>> Begin Passage

Asian Modernity and Its ‘Gendered Vulnerabilities’

【這是2007年6月1-3日何春蕤在冰島Akureyri University由Gendering Asia Network主辦的會議 ‘Modernity and Gendered Vulnerabilities in Asia’上發表的主題演講。後來發表於Nordic Institute of Asian Studies出版的Asian Insights 1 (June, 2008): 9-11.】

“Vulnerability” describes the fragility of certain populations as resulting from their structural positionality in a society.   But what kind of power effects would such an approach bring forth for our conception of gender and its social existence?   And, what are the specificities of modernity (or modernities) in Asia that entail such gendered vulnerabilities?

As a rather modern notion, the term ‘gender’ usually evokes a recognition of social division and its hierarchical implications as well as a whole array of social changes, upheavals, movements, revolutions and more. As such, it is expected to clash with Asia’s gender-blind or gender-degrading cultures and states.  Yet, in many Asian states, a very complicated collaboration has evolved in which the state adopts certain gender-related, women-friendly policies and measures in order to secure new constituencies in the increasingly competitive electoral processes, as well as to showcase their progress in modernization while maintaining traditional patriarchal social structures and cultures.   The emergence of this development has come to embody the specific kind of “governance” that is increasingly adopted by Asia’s new liberal democracies.

>> End Passage

- Challenges -
1. Rewrite the passage on Asian modernity, beginning at the words "Asian Modernity and" and stopping after "such gendered vulnerabilities?", with "populations" replaced by "groups".
2. Decide whether each statement below agrees with the passage on Asian modernity. Answer yes or no, and quote the words of the passage that settle it.
(a) Some Asian states adopt women-friendly policies to win new constituencies in elections.
(b) According to the passage, these states give up traditional patriarchal social structures.
(c) The passage describes "gender" as a rather modern notion.
3. Continue the passage on Asian modernity from its final sentence, in the same voice.

>> Begin Entries

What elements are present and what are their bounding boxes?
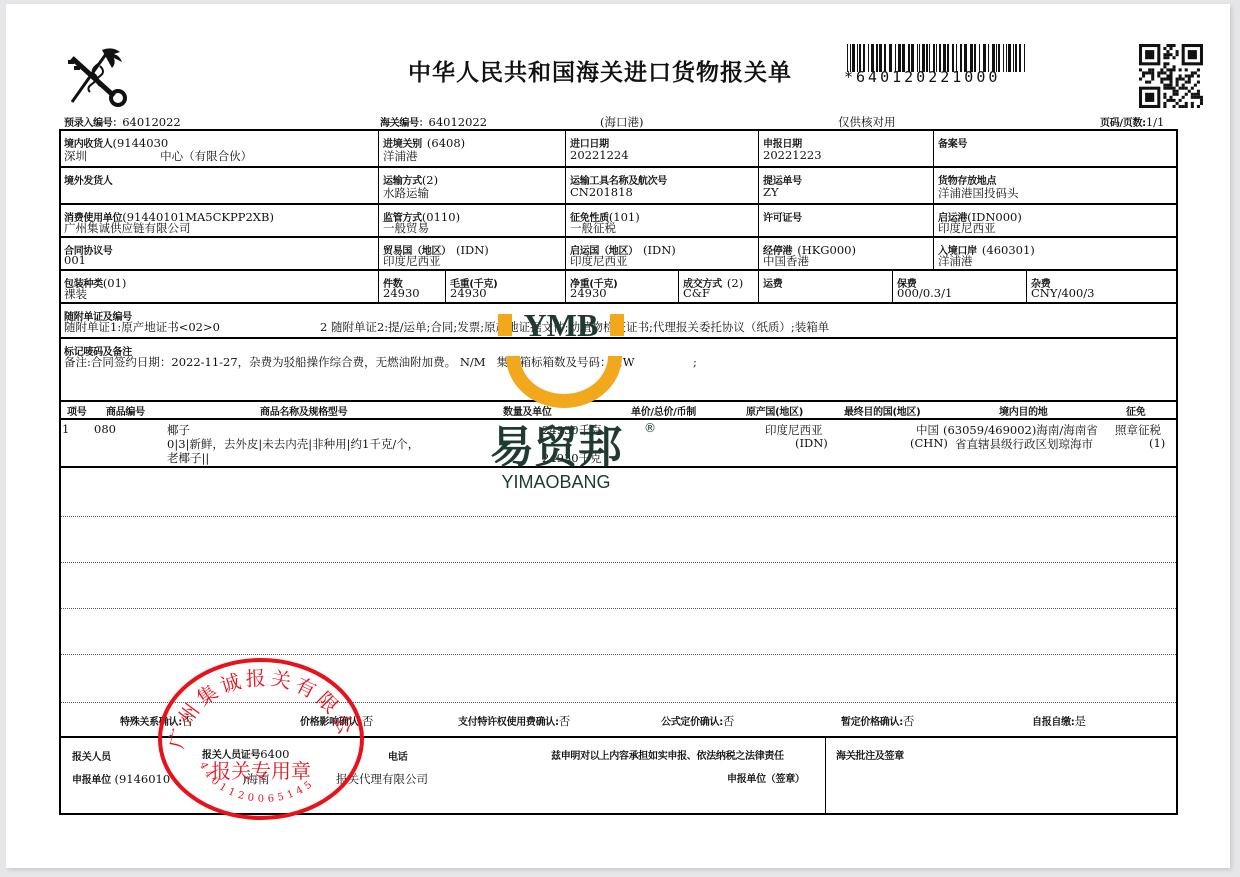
col-origin: 原产国(地区) <box>746 403 803 418</box>
broker-label: 报关人员 <box>72 748 111 763</box>
col-levy: 征免 <box>1126 403 1145 418</box>
field-bill-no: 提运单号 ZY <box>759 168 932 203</box>
phone-label: 电话 <box>388 748 407 763</box>
field-storage-place: 货物存放地点 洋浦港国投码头 <box>934 168 1176 203</box>
field-insurance: 保费 000/0.3/1 <box>893 271 1025 302</box>
field-supervision-mode: 监管方式(0110) 一般贸易 <box>379 205 564 236</box>
field-gross-weight: 毛重(千克) 24930 <box>446 271 564 302</box>
qr-code-icon <box>1139 44 1203 108</box>
field-import-date: 进口日期 20221224 <box>566 131 757 166</box>
field-net-weight: 净重(千克) 24930 <box>566 271 677 302</box>
confirm-royalty: 支付特许权使用费确认:否 <box>458 713 570 729</box>
field-trade-terms: 成交方式 (2) C&F <box>679 271 757 302</box>
field-vessel: 运输工具名称及航次号 CN201818 <box>566 168 757 203</box>
col-quantity: 数量及单位 <box>503 403 552 418</box>
confirm-self-pay: 自报自缴:是 <box>1032 713 1086 729</box>
col-price: 单价/总价/币制 <box>631 403 696 418</box>
col-domestic-dest: 境内目的地 <box>999 403 1048 418</box>
field-entry-customs: 进境关别 (6408) 洋浦港 <box>379 131 564 166</box>
field-transit-port: 经停港 (HKG000) 中国香港 <box>759 238 932 269</box>
field-contract-no: 合同协议号 001 <box>60 238 377 269</box>
page-indicator: 页码/页数:1/1 <box>1100 114 1164 129</box>
declarant-sign-label: 申报单位（签章） <box>727 770 805 785</box>
field-departure-port: 启运港(IDN000) 印度尼西亚 <box>934 205 1176 236</box>
barcode-text: *640120221000 <box>844 68 1000 86</box>
field-misc-fee: 杂费 CNY/400/3 <box>1027 271 1176 302</box>
pre-entry-number: 预录入编号：64012022 <box>64 114 181 129</box>
customs-declaration-page: 中华人民共和国海关进口货物报关单 *640120221000 预录入编号：640… <box>6 4 1230 868</box>
field-pieces: 件数 24930 <box>379 271 444 302</box>
declaration-statement: 兹申明对以上内容承担如实申报、依法纳税之法律责任 <box>551 747 784 762</box>
field-consignee: 境内收货人(9144030 深圳 中心（有限合伙） <box>60 131 377 166</box>
field-record-no: 备案号 <box>934 131 1176 166</box>
field-attached-docs: 随附单证及编号 随附单证1:原产地证书<02>0 2 随附单证2:提/运单;合同… <box>60 304 1176 337</box>
svg-text:广州集诚报关有限公司: 广州集诚报关有限公司 <box>156 654 360 751</box>
field-tax-nature: 征免性质(101) 一般征税 <box>566 205 757 236</box>
field-trade-country: 贸易国（地区） (IDN) 印度尼西亚 <box>379 238 564 269</box>
customs-emblem-icon <box>62 44 132 108</box>
customs-annotation-label: 海关批注及签章 <box>836 747 904 762</box>
field-consumer-unit: 消费使用单位(91440101MA5CKPP2XB) 广州集诚供应链有限公司 <box>60 205 377 236</box>
field-entry-port: 入境口岸 (460301) 洋浦港 <box>934 238 1176 269</box>
confirm-provisional-price: 暂定价格确认:否 <box>841 713 914 729</box>
field-origin-country: 启运国（地区） (IDN) 印度尼西亚 <box>566 238 757 269</box>
page-title: 中华人民共和国海关进口货物报关单 <box>408 54 792 87</box>
col-item-no: 项号 <box>67 403 86 418</box>
field-license-no: 许可证号 <box>759 205 932 236</box>
field-declare-date: 申报日期 20221223 <box>759 131 932 166</box>
col-hs-code: 商品编号 <box>106 403 145 418</box>
customs-number: 海关编号：64012022 <box>380 114 487 129</box>
field-freight: 运费 <box>759 271 891 302</box>
customs-broker-stamp: 广州集诚报关有限公司 报关专用章 4401120065145 <box>156 654 366 822</box>
port-name: (海口港) <box>600 114 643 130</box>
field-overseas-shipper: 境外发货人 <box>60 168 377 203</box>
col-name-spec: 商品名称及规格型号 <box>260 403 347 418</box>
verify-note: 仅供核对用 <box>838 114 896 130</box>
field-transport-mode: 运输方式(2) 水路运输 <box>379 168 564 203</box>
field-package-type: 包装种类(01) 裸装 <box>60 271 377 302</box>
col-dest-country: 最终目的国(地区) <box>844 403 920 418</box>
confirm-formula-pricing: 公式定价确认:否 <box>661 713 734 729</box>
svg-text:报关专用章: 报关专用章 <box>211 759 311 783</box>
field-marks-remarks: 标记唛码及备注 备注:合同签约日期：2022-11-27，杂费为驳船操作综合费，… <box>60 339 1176 400</box>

>> End Entries

- Task-by-task outputs -
1.
Asian Modernity and Its ‘Gendered Vulnerabilities’

【這是2007年6月1-3日何春蕤在冰島Akureyri University由Gendering Asia Network主辦的會議 ‘Modernity and Gendered Vulnerabilities in Asia’上發表的主題演講。後來發表於Nordic Institute of Asian Studies出版的Asian Insights 1 (June, 2008): 9-11.】

“Vulnerability” describes the fragility of certain groups as resulting from their structural positionality in a society.   But what kind of power effects would such an approach bring forth for our conception of gender and its social existence?   And, what are the specificities of modernity (or modernities) in Asia that entail such gendered vulnerabilities?

2.
(a) Yes: "the state adopts certain gender-related, women-friendly policies and measures in order to secure new constituencies in the increasingly competitive electoral processes"
(b) No: "while maintaining traditional patriarchal social structures and cultures"
(c) Yes: "As a rather modern notion, the term ‘gender’ usually evokes a recognition of social division"

3.
International indices of modernization often include items that have to do with women’s status in the society, their political participation, educational opportunities, employment levels, wage patterns and the like.  More significantly, Asia is experiencing an economic boom and prospering nations are increasingly expected to march toward civility and reputational respectability so as to prove their status as new liberal democracies.  Compared with other progressive measures, such as those dealing with poverty or environmental hazards; political gestures that illustrate the state’s role as patron-saint for the weak and vulnerable, namely women and children, prove to be quite cost-efficient for the nation-state in formation.  This whitewashing process works so effectively that opportunistic politicians are more than eager to jump on the bandwagon of protection-oriented legislation.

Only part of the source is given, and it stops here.